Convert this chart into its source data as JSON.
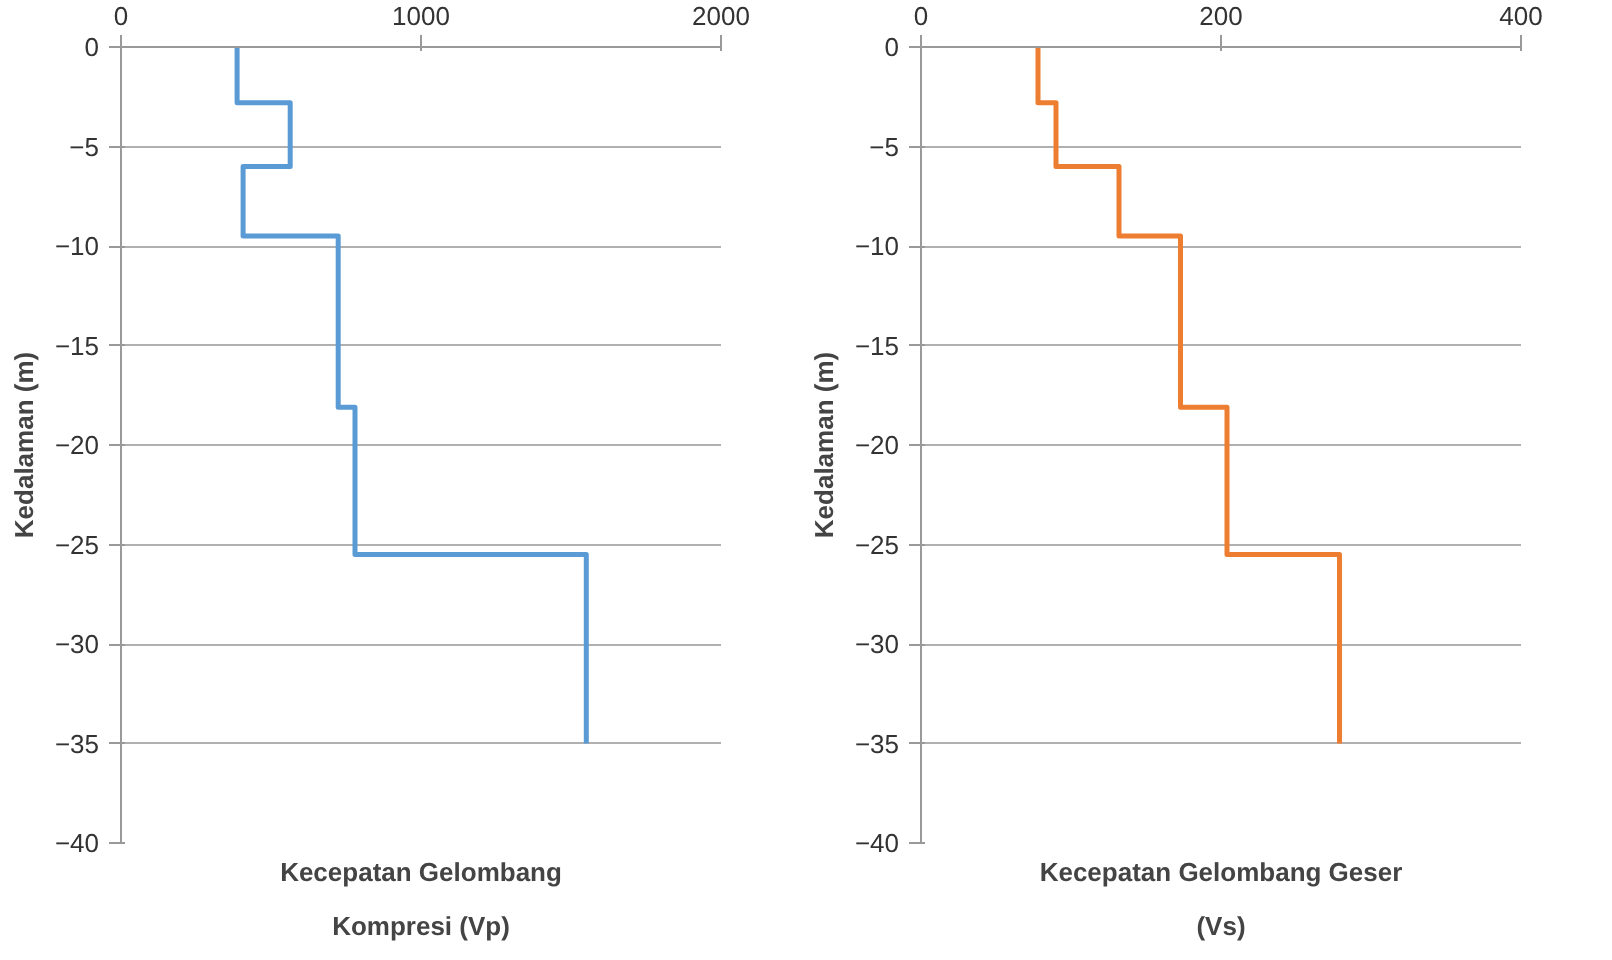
{
  "chart_data": [
    {
      "type": "line",
      "xlabel": "Kecepatan Gelombang Kompresi (Vp)",
      "ylabel": "Kedalaman (m)",
      "xlim": [
        0,
        2000
      ],
      "xticks": [
        0,
        1000,
        2000
      ],
      "ylim": [
        -40,
        0
      ],
      "yticks": [
        -40,
        -35,
        -30,
        -25,
        -20,
        -15,
        -10,
        -5,
        0
      ],
      "grid": "y",
      "marker": "none",
      "line_style": "solid",
      "series": [
        {
          "color": "#5b9bd5",
          "x": [
            387,
            387,
            564,
            564,
            407,
            407,
            724,
            724,
            780,
            780,
            1551,
            1551
          ],
          "values": [
            0,
            -2.8,
            -2.8,
            -6,
            -6,
            -9.5,
            -9.5,
            -18.1,
            -18.1,
            -25.5,
            -25.5,
            -35
          ]
        }
      ]
    },
    {
      "type": "line",
      "xlabel": "Kecepatan Gelombang Geser (Vs)",
      "ylabel": "Kedalaman (m)",
      "xlim": [
        0,
        400
      ],
      "xticks": [
        0,
        200,
        400
      ],
      "ylim": [
        -40,
        0
      ],
      "yticks": [
        -40,
        -35,
        -30,
        -25,
        -20,
        -15,
        -10,
        -5,
        0
      ],
      "grid": "y",
      "marker": "none",
      "line_style": "solid",
      "series": [
        {
          "color": "#ed7d31",
          "x": [
            78,
            78,
            90,
            90,
            132,
            132,
            173,
            173,
            204,
            204,
            279,
            279
          ],
          "values": [
            0,
            -2.8,
            -2.8,
            -6,
            -6,
            -9.5,
            -9.5,
            -18.1,
            -18.1,
            -25.5,
            -25.5,
            -35
          ]
        }
      ]
    }
  ]
}
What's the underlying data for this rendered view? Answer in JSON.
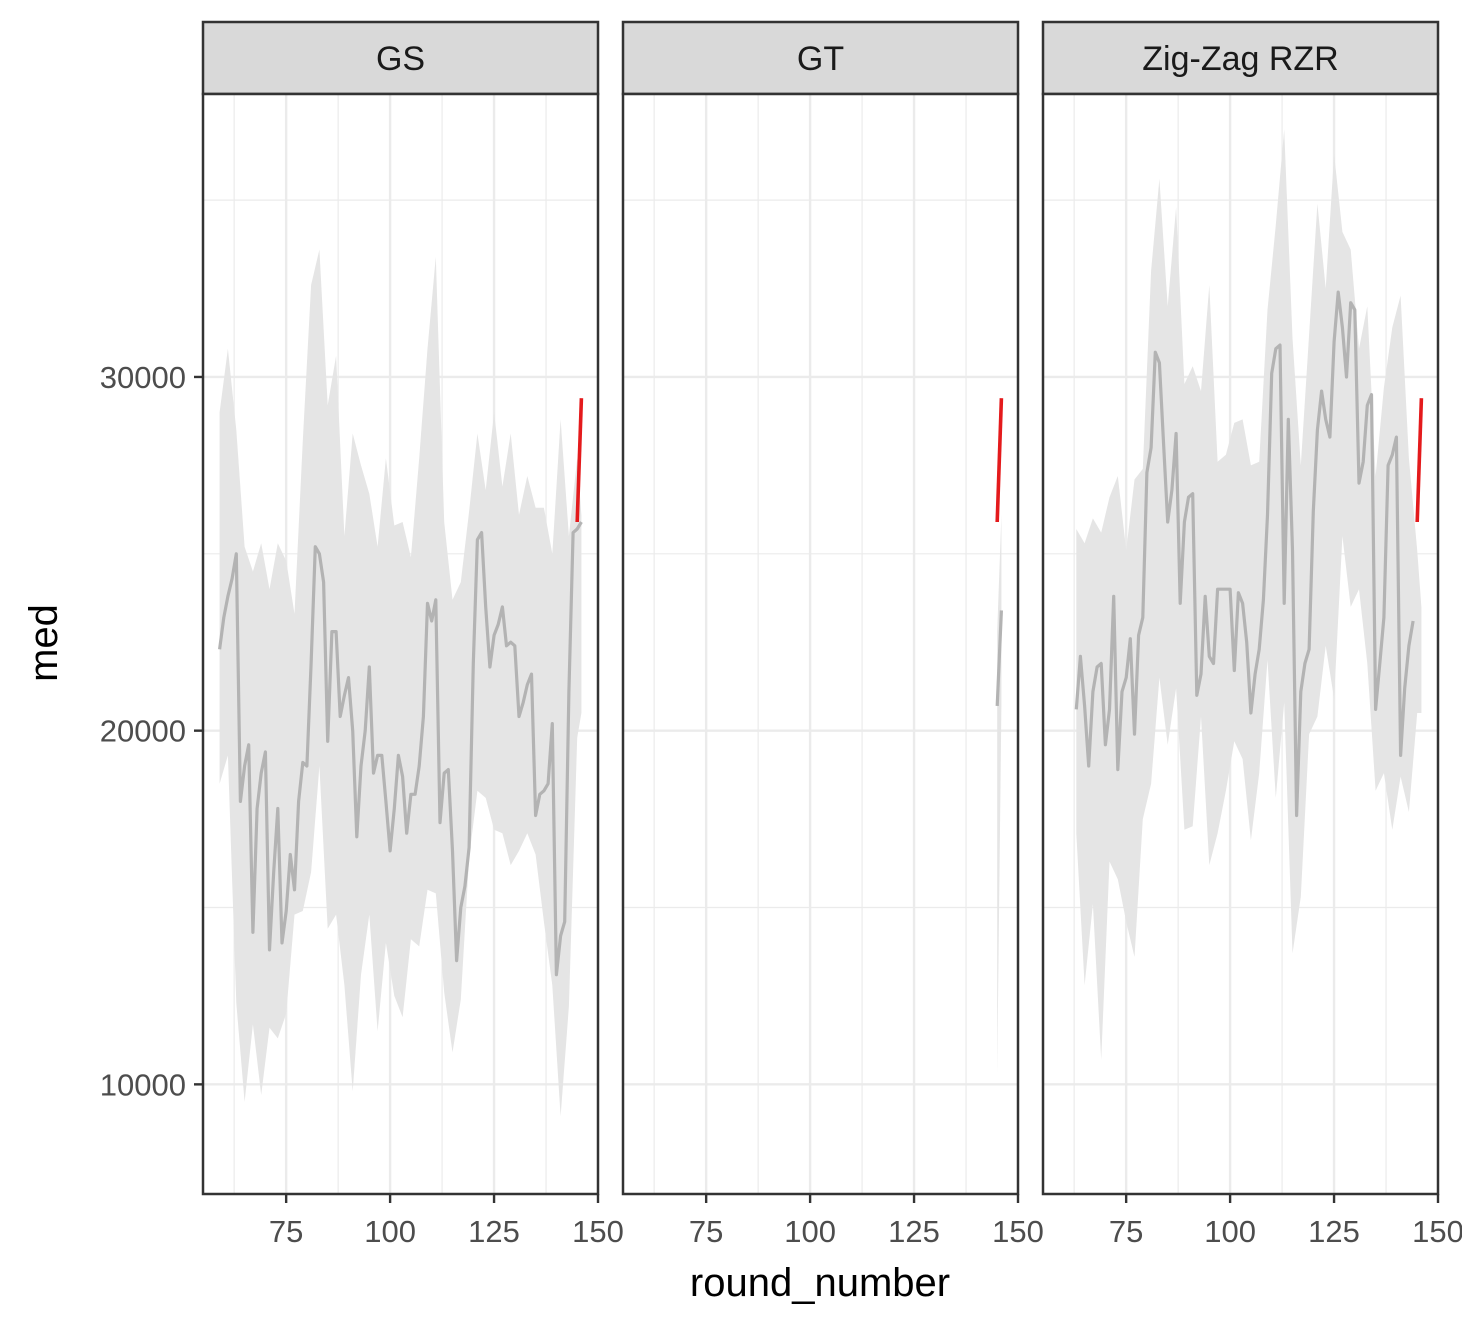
{
  "chart_data": {
    "type": "line",
    "facet_by": "panel",
    "panels": [
      "GS",
      "GT",
      "Zig-Zag RZR"
    ],
    "xlabel": "round_number",
    "ylabel": "med",
    "xlim": [
      55,
      150
    ],
    "ylim": [
      6900,
      38000
    ],
    "xticks": [
      75,
      100,
      125,
      150
    ],
    "xtick_labels": [
      "75",
      "100",
      "125",
      "150"
    ],
    "yticks": [
      10000,
      20000,
      30000
    ],
    "ytick_labels": [
      "10000",
      "20000",
      "30000"
    ],
    "grid": true,
    "theme": "bw",
    "colors": {
      "history_line": "#b3b3b3",
      "band_fill": "#e5e5e5",
      "recent_line": "#e41a1c",
      "strip_fill": "#d9d9d9",
      "grid": "#ebebeb",
      "panel_border": "#333333"
    },
    "series": [
      {
        "panel": "GS",
        "role": "median",
        "x": [
          59,
          60,
          61,
          62,
          63,
          64,
          65,
          66,
          67,
          68,
          69,
          70,
          71,
          72,
          73,
          74,
          75,
          76,
          77,
          78,
          79,
          80,
          81,
          82,
          83,
          84,
          85,
          86,
          87,
          88,
          89,
          90,
          91,
          92,
          93,
          94,
          95,
          96,
          97,
          98,
          99,
          100,
          101,
          102,
          103,
          104,
          105,
          106,
          107,
          108,
          109,
          110,
          111,
          112,
          113,
          114,
          115,
          116,
          117,
          118,
          119,
          120,
          121,
          122,
          123,
          124,
          125,
          126,
          127,
          128,
          129,
          130,
          131,
          132,
          133,
          134,
          135,
          136,
          137,
          138,
          139,
          140,
          141,
          142,
          143,
          144,
          145,
          146
        ],
        "y": [
          22300,
          23200,
          23800,
          24300,
          25000,
          18000,
          19000,
          19600,
          14300,
          17800,
          18800,
          19400,
          13800,
          16000,
          17800,
          14000,
          14900,
          16500,
          15500,
          18000,
          19100,
          19000,
          21900,
          25200,
          25000,
          24200,
          19700,
          22800,
          22800,
          20400,
          21000,
          21500,
          20000,
          17000,
          19000,
          20000,
          21800,
          18800,
          19300,
          19300,
          18000,
          16600,
          17800,
          19300,
          18700,
          17100,
          18200,
          18200,
          19000,
          20400,
          23600,
          23100,
          23700,
          17400,
          18800,
          18900,
          16600,
          13500,
          15000,
          15600,
          16700,
          21900,
          25400,
          25600,
          23500,
          21800,
          22700,
          23000,
          23500,
          22400,
          22500,
          22400,
          20400,
          20800,
          21300,
          21600,
          17600,
          18200,
          18300,
          18500,
          20200,
          13100,
          14200,
          14600,
          21100,
          25600,
          25700,
          25900
        ]
      },
      {
        "panel": "GS",
        "role": "band_upper",
        "x": [
          59,
          61,
          63,
          65,
          67,
          69,
          71,
          73,
          75,
          77,
          79,
          81,
          83,
          85,
          87,
          89,
          91,
          93,
          95,
          97,
          99,
          101,
          103,
          105,
          107,
          109,
          111,
          113,
          115,
          117,
          119,
          121,
          123,
          125,
          127,
          129,
          131,
          133,
          135,
          137,
          139,
          141,
          143,
          145,
          146
        ],
        "y": [
          29000,
          30800,
          28500,
          25200,
          24500,
          25300,
          24000,
          25300,
          24800,
          23300,
          28200,
          32600,
          33600,
          29200,
          30600,
          25500,
          28400,
          27500,
          26700,
          25200,
          27700,
          25800,
          25900,
          24900,
          27700,
          30800,
          33400,
          25900,
          23700,
          24200,
          26200,
          28400,
          26800,
          29000,
          26900,
          28400,
          26100,
          27200,
          26300,
          26300,
          25000,
          28800,
          25500,
          27700,
          26100
        ]
      },
      {
        "panel": "GS",
        "role": "band_lower",
        "x": [
          59,
          61,
          63,
          65,
          67,
          69,
          71,
          73,
          75,
          77,
          79,
          81,
          83,
          85,
          87,
          89,
          91,
          93,
          95,
          97,
          99,
          101,
          103,
          105,
          107,
          109,
          111,
          113,
          115,
          117,
          119,
          121,
          123,
          125,
          127,
          129,
          131,
          133,
          135,
          137,
          139,
          141,
          143,
          145,
          146
        ],
        "y": [
          18500,
          19300,
          12300,
          9500,
          11700,
          9700,
          11600,
          11300,
          12000,
          14800,
          14900,
          16000,
          19000,
          14400,
          14800,
          12800,
          9800,
          13100,
          14800,
          11500,
          14000,
          12500,
          11900,
          14100,
          13900,
          15500,
          15400,
          12600,
          10900,
          12400,
          16400,
          18300,
          18100,
          17200,
          17100,
          16200,
          16600,
          17100,
          16500,
          14600,
          12800,
          9100,
          12200,
          19800,
          20500
        ]
      },
      {
        "panel": "GS",
        "role": "recent",
        "x": [
          145,
          146
        ],
        "y": [
          25900,
          29400
        ]
      },
      {
        "panel": "GT",
        "role": "median",
        "x": [
          145,
          146
        ],
        "y": [
          20700,
          23400
        ]
      },
      {
        "panel": "GT",
        "role": "band_upper",
        "x": [
          145,
          146
        ],
        "y": [
          22800,
          26100
        ]
      },
      {
        "panel": "GT",
        "role": "band_lower",
        "x": [
          145,
          146
        ],
        "y": [
          10300,
          20700
        ]
      },
      {
        "panel": "GT",
        "role": "recent",
        "x": [
          145,
          146
        ],
        "y": [
          25900,
          29400
        ]
      },
      {
        "panel": "Zig-Zag RZR",
        "role": "median",
        "x": [
          63,
          64,
          65,
          66,
          67,
          68,
          69,
          70,
          71,
          72,
          73,
          74,
          75,
          76,
          77,
          78,
          79,
          80,
          81,
          82,
          83,
          84,
          85,
          86,
          87,
          88,
          89,
          90,
          91,
          92,
          93,
          94,
          95,
          96,
          97,
          98,
          99,
          100,
          101,
          102,
          103,
          104,
          105,
          106,
          107,
          108,
          109,
          110,
          111,
          112,
          113,
          114,
          115,
          116,
          117,
          118,
          119,
          120,
          121,
          122,
          123,
          124,
          125,
          126,
          127,
          128,
          129,
          130,
          131,
          132,
          133,
          134,
          135,
          136,
          137,
          138,
          139,
          140,
          141,
          142,
          143,
          144
        ],
        "y": [
          20600,
          22100,
          20700,
          19000,
          21100,
          21800,
          21900,
          19600,
          20600,
          23800,
          18900,
          21100,
          21500,
          22600,
          19900,
          22700,
          23200,
          27300,
          28000,
          30700,
          30400,
          28100,
          25900,
          26800,
          28400,
          23600,
          25900,
          26600,
          26700,
          21000,
          21600,
          23800,
          22100,
          21900,
          24000,
          24000,
          24000,
          24000,
          21700,
          23900,
          23600,
          22500,
          20500,
          21600,
          22300,
          23700,
          26100,
          30100,
          30800,
          30900,
          23600,
          28800,
          25100,
          17600,
          21100,
          21900,
          22300,
          26200,
          28500,
          29600,
          28800,
          28300,
          31000,
          32400,
          31400,
          30000,
          32100,
          31900,
          27000,
          27600,
          29200,
          29500,
          20600,
          21900,
          23200,
          27500,
          27800,
          28300,
          19300,
          21200,
          22400,
          23100
        ]
      },
      {
        "panel": "Zig-Zag RZR",
        "role": "band_upper",
        "x": [
          63,
          65,
          67,
          69,
          71,
          73,
          75,
          77,
          79,
          81,
          83,
          85,
          87,
          89,
          91,
          93,
          95,
          97,
          99,
          101,
          103,
          105,
          107,
          109,
          111,
          113,
          115,
          117,
          119,
          121,
          123,
          125,
          127,
          129,
          131,
          133,
          135,
          137,
          139,
          141,
          143,
          145,
          146
        ],
        "y": [
          25700,
          25300,
          26000,
          25600,
          26600,
          27200,
          25100,
          27100,
          27400,
          33000,
          35600,
          32000,
          34800,
          29800,
          30300,
          29600,
          32600,
          27600,
          27800,
          28700,
          28800,
          27500,
          27600,
          31900,
          34300,
          37000,
          31100,
          27500,
          31200,
          34900,
          32500,
          36300,
          34100,
          33600,
          30800,
          32000,
          27200,
          29700,
          31400,
          32300,
          27700,
          25100,
          23500
        ]
      },
      {
        "panel": "Zig-Zag RZR",
        "role": "band_lower",
        "x": [
          63,
          65,
          67,
          69,
          71,
          73,
          75,
          77,
          79,
          81,
          83,
          85,
          87,
          89,
          91,
          93,
          95,
          97,
          99,
          101,
          103,
          105,
          107,
          109,
          111,
          113,
          115,
          117,
          119,
          121,
          123,
          125,
          127,
          129,
          131,
          133,
          135,
          137,
          139,
          141,
          143,
          145,
          146
        ],
        "y": [
          17100,
          12800,
          15100,
          10700,
          16300,
          15800,
          14600,
          13600,
          17500,
          18500,
          21500,
          19600,
          21200,
          17200,
          17300,
          20400,
          16200,
          17100,
          18300,
          19700,
          19200,
          16900,
          18800,
          22000,
          18100,
          20800,
          13700,
          15300,
          19900,
          20400,
          22400,
          20900,
          25500,
          23500,
          24000,
          21900,
          18300,
          18800,
          17200,
          18700,
          17700,
          20500,
          20500
        ]
      },
      {
        "panel": "Zig-Zag RZR",
        "role": "recent",
        "x": [
          145,
          146
        ],
        "y": [
          25900,
          29400
        ]
      }
    ]
  }
}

=-=-=-=-=

Extract all lines of the records above that include "Kecepatan".

      "xlabel": "Kecepatan Gelombang Kompresi (Vp)",
      "xlabel": "Kecepatan Gelombang Geser (Vs)",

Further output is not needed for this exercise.